### BRIEF:
Output the lines that follow exactly as they are.

╭─ INPUT RECORDS

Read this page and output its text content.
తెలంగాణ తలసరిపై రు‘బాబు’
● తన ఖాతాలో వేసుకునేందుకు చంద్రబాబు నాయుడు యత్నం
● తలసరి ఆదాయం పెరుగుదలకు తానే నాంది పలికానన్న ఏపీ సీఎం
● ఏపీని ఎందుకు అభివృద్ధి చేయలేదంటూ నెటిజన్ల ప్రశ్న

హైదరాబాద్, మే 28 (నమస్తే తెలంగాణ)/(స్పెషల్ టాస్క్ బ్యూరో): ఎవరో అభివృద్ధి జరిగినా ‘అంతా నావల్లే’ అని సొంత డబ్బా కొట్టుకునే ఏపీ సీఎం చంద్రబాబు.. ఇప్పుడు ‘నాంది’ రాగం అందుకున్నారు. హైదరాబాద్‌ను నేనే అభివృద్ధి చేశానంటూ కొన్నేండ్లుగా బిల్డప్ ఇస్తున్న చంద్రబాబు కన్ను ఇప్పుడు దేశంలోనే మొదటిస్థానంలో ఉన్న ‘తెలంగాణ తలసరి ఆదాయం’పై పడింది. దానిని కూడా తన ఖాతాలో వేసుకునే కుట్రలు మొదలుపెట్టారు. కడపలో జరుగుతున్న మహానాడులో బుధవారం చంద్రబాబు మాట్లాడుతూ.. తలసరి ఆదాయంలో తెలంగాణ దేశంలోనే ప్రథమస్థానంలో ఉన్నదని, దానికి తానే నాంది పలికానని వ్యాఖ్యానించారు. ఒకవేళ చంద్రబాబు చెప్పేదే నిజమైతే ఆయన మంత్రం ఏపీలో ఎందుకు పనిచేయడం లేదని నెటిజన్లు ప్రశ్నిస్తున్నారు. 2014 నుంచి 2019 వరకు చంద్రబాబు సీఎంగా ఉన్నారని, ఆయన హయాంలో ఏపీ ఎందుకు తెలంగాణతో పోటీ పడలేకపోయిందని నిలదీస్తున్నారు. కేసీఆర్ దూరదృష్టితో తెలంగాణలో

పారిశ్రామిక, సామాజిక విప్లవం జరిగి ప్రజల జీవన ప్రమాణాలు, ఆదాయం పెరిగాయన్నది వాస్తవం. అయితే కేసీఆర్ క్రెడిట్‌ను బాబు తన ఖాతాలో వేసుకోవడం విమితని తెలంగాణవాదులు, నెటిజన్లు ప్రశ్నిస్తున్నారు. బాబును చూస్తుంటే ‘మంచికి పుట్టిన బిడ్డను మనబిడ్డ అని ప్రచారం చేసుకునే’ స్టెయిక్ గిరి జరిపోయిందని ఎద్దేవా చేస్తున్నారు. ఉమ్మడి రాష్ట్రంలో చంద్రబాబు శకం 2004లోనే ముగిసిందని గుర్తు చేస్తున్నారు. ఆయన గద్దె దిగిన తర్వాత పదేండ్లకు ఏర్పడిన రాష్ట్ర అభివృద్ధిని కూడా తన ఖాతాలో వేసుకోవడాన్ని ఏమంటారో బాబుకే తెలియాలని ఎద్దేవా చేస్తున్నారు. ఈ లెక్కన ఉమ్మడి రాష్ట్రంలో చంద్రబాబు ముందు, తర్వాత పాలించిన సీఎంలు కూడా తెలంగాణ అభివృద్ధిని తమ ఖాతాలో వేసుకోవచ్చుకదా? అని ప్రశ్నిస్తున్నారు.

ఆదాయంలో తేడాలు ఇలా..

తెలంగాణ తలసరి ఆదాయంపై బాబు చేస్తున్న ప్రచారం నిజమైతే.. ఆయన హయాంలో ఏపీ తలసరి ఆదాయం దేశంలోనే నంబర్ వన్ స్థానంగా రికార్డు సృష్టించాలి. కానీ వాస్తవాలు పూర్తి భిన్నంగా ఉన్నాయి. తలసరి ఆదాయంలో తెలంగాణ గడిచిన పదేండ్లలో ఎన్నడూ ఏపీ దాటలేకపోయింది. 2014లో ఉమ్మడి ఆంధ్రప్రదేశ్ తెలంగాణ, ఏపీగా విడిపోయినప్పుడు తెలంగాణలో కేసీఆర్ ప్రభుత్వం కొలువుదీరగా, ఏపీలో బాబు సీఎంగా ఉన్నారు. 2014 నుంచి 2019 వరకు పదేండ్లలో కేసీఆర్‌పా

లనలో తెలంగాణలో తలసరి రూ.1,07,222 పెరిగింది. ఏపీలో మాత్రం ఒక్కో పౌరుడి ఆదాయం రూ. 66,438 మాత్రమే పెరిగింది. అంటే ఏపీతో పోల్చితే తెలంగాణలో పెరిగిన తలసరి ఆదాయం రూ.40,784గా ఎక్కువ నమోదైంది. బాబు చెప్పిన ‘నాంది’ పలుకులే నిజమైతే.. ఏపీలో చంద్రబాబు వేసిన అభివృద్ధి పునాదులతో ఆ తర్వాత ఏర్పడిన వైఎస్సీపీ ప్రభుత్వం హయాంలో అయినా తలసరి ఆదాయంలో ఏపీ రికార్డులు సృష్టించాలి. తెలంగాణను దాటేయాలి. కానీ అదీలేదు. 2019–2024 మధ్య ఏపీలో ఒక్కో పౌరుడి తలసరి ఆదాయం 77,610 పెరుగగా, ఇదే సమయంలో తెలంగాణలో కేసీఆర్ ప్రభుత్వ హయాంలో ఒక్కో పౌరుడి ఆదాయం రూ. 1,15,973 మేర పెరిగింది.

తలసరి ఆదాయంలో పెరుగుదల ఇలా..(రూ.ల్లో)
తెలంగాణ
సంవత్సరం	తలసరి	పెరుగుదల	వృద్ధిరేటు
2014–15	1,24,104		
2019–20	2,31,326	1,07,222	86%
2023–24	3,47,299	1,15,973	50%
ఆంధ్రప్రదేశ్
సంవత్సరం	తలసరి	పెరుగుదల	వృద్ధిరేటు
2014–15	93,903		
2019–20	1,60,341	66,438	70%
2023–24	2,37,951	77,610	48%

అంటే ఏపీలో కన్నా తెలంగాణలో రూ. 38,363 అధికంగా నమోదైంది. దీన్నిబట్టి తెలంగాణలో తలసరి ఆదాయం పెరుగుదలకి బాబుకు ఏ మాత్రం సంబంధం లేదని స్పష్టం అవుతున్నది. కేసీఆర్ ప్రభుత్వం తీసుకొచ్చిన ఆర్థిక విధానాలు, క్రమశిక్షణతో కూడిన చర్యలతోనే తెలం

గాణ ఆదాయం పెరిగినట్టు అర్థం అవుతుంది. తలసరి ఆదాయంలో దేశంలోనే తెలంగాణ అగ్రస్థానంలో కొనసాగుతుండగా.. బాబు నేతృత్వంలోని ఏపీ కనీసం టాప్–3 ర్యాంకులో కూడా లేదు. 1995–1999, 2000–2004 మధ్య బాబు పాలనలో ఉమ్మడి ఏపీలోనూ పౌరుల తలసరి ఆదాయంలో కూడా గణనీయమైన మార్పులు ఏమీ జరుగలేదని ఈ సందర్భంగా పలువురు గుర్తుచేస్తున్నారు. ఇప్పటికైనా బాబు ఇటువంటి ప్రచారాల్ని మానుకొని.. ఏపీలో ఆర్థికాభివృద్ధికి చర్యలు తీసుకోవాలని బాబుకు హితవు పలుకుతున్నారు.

╰─

### RESULT OF THE TASK:
Read this page and output its text content.
తెలంగాణ తలసరిపై రు‘బాబు’
● తన ఖాతాలో వేసుకునేందుకు చంద్రబాబు నాయుడు యత్నం
● తలసరి ఆదాయం పెరుగుదలకు తానే నాంది పలికానన్న ఏపీ సీఎం
● ఏపీని ఎందుకు అభివృద్ధి చేయలేదంటూ నెటిజన్ల ప్రశ్న

హైదరాబాద్, మే 28 (నమస్తే తెలంగాణ)/(స్పెషల్ టాస్క్ బ్యూరో): ఎవరో అభివృద్ధి జరిగినా ‘అంతా నావల్లే’ అని సొంత డబ్బా కొట్టుకునే ఏపీ సీఎం చంద్రబాబు.. ఇప్పుడు ‘నాంది’ రాగం అందుకున్నారు. హైదరాబాద్‌ను నేనే అభివృద్ధి చేశానంటూ కొన్నేండ్లుగా బిల్డప్ ఇస్తున్న చంద్రబాబు కన్ను ఇప్పుడు దేశంలోనే మొదటిస్థానంలో ఉన్న ‘తెలంగాణ తలసరి ఆదాయం’పై పడింది. దానిని కూడా తన ఖాతాలో వేసుకునే కుట్రలు మొదలుపెట్టారు. కడపలో జరుగుతున్న మహానాడులో బుధవారం చంద్రబాబు మాట్లాడుతూ.. తలసరి ఆదాయంలో తెలంగాణ దేశంలోనే ప్రథమస్థానంలో ఉన్నదని, దానికి తానే నాంది పలికానని వ్యాఖ్యానించారు. ఒకవేళ చంద్రబాబు చెప్పేదే నిజమైతే ఆయన మంత్రం ఏపీలో ఎందుకు పనిచేయడం లేదని నెటిజన్లు ప్రశ్నిస్తున్నారు. 2014 నుంచి 2019 వరకు చంద్రబాబు సీఎంగా ఉన్నారని, ఆయన హయాంలో ఏపీ ఎందుకు తెలంగాణతో పోటీ పడలేకపోయిందని నిలదీస్తున్నారు. కేసీఆర్ దూరదృష్టితో తెలంగాణలో

పారిశ్రామిక, సామాజిక విప్లవం జరిగి ప్రజల జీవన ప్రమాణాలు, ఆదాయం పెరిగాయన్నది వాస్తవం. అయితే కేసీఆర్ క్రెడిట్‌ను బాబు తన ఖాతాలో వేసుకోవడం విమితని తెలంగాణవాదులు, నెటిజన్లు ప్రశ్నిస్తున్నారు. బాబును చూస్తుంటే ‘మంచికి పుట్టిన బిడ్డను మనబిడ్డ అని ప్రచారం చేసుకునే’ స్టెయిక్ గిరి జరిపోయిందని ఎద్దేవా చేస్తున్నారు. ఉమ్మడి రాష్ట్రంలో చంద్రబాబు శకం 2004లోనే ముగిసిందని గుర్తు చేస్తున్నారు. ఆయన గద్దె దిగిన తర్వాత పదేండ్లకు ఏర్పడిన రాష్ట్ర అభివృద్ధిని కూడా తన ఖాతాలో వేసుకోవడాన్ని ఏమంటారో బాబుకే తెలియాలని ఎద్దేవా చేస్తున్నారు. ఈ లెక్కన ఉమ్మడి రాష్ట్రంలో చంద్రబాబు ముందు, తర్వాత పాలించిన సీఎంలు కూడా తెలంగాణ అభివృద్ధిని తమ ఖాతాలో వేసుకోవచ్చుకదా? అని ప్రశ్నిస్తున్నారు.

ఆదాయంలో తేడాలు ఇలా..

తెలంగాణ తలసరి ఆదాయంపై బాబు చేస్తున్న ప్రచారం నిజమైతే.. ఆయన హయాంలో ఏపీ తలసరి ఆదాయం దేశంలోనే నంబర్ వన్ స్థానంగా రికార్డు సృష్టించాలి. కానీ వాస్తవాలు పూర్తి భిన్నంగా ఉన్నాయి. తలసరి ఆదాయంలో తెలంగాణ గడిచిన పదేండ్లలో ఎన్నడూ ఏపీ దాటలేకపోయింది. 2014లో ఉమ్మడి ఆంధ్రప్రదేశ్ తెలంగాణ, ఏపీగా విడిపోయినప్పుడు తెలంగాణలో కేసీఆర్ ప్రభుత్వం కొలువుదీరగా, ఏపీలో బాబు సీఎంగా ఉన్నారు. 2014 నుంచి 2019 వరకు పదేండ్లలో కేసీఆర్‌పా

లనలో తెలంగాణలో తలసరి రూ.1,07,222 పెరిగింది. ఏపీలో మాత్రం ఒక్కో పౌరుడి ఆదాయం రూ. 66,438 మాత్రమే పెరిగింది. అంటే ఏపీతో పోల్చితే తెలంగాణలో పెరిగిన తలసరి ఆదాయం రూ.40,784గా ఎక్కువ నమోదైంది. బాబు చెప్పిన ‘నాంది’ పలుకులే నిజమైతే.. ఏపీలో చంద్రబాబు వేసిన అభివృద్ధి పునాదులతో ఆ తర్వాత ఏర్పడిన వైఎస్సీపీ ప్రభుత్వం హయాంలో అయినా తలసరి ఆదాయంలో ఏపీ రికార్డులు సృష్టించాలి. తెలంగాణను దాటేయాలి. కానీ అదీలేదు. 2019–2024 మధ్య ఏపీలో ఒక్కో పౌరుడి తలసరి ఆదాయం 77,610 పెరుగగా, ఇదే సమయంలో తెలంగాణలో కేసీఆర్ ప్రభుత్వ హయాంలో ఒక్కో పౌరుడి ఆదాయం రూ. 1,15,973 మేర పెరిగింది.

తలసరి ఆదాయంలో పెరుగుదల ఇలా..(రూ.ల్లో)
తెలంగాణ
సంవత్సరం	తలసరి	పెరుగుదల	వృద్ధిరేటు
2014–15	1,24,104		
2019–20	2,31,326	1,07,222	86%
2023–24	3,47,299	1,15,973	50%
ఆంధ్రప్రదేశ్
సంవత్సరం	తలసరి	పెరుగుదల	వృద్ధిరేటు
2014–15	93,903		
2019–20	1,60,341	66,438	70%
2023–24	2,37,951	77,610	48%

అంటే ఏపీలో కన్నా తెలంగాణలో రూ. 38,363 అధికంగా నమోదైంది. దీన్నిబట్టి తెలంగాణలో తలసరి ఆదాయం పెరుగుదలకి బాబుకు ఏ మాత్రం సంబంధం లేదని స్పష్టం అవుతున్నది. కేసీఆర్ ప్రభుత్వం తీసుకొచ్చిన ఆర్థిక విధానాలు, క్రమశిక్షణతో కూడిన చర్యలతోనే తెలం

గాణ ఆదాయం పెరిగినట్టు అర్థం అవుతుంది. తలసరి ఆదాయంలో దేశంలోనే తెలంగాణ అగ్రస్థానంలో కొనసాగుతుండగా.. బాబు నేతృత్వంలోని ఏపీ కనీసం టాప్–3 ర్యాంకులో కూడా లేదు. 1995–1999, 2000–2004 మధ్య బాబు పాలనలో ఉమ్మడి ఏపీలోనూ పౌరుల తలసరి ఆదాయంలో కూడా గణనీయమైన మార్పులు ఏమీ జరుగలేదని ఈ సందర్భంగా పలువురు గుర్తుచేస్తున్నారు. ఇప్పటికైనా బాబు ఇటువంటి ప్రచారాల్ని మానుకొని.. ఏపీలో ఆర్థికాభివృద్ధికి చర్యలు తీసుకోవాలని బాబుకు హితవు పలుకుతున్నారు.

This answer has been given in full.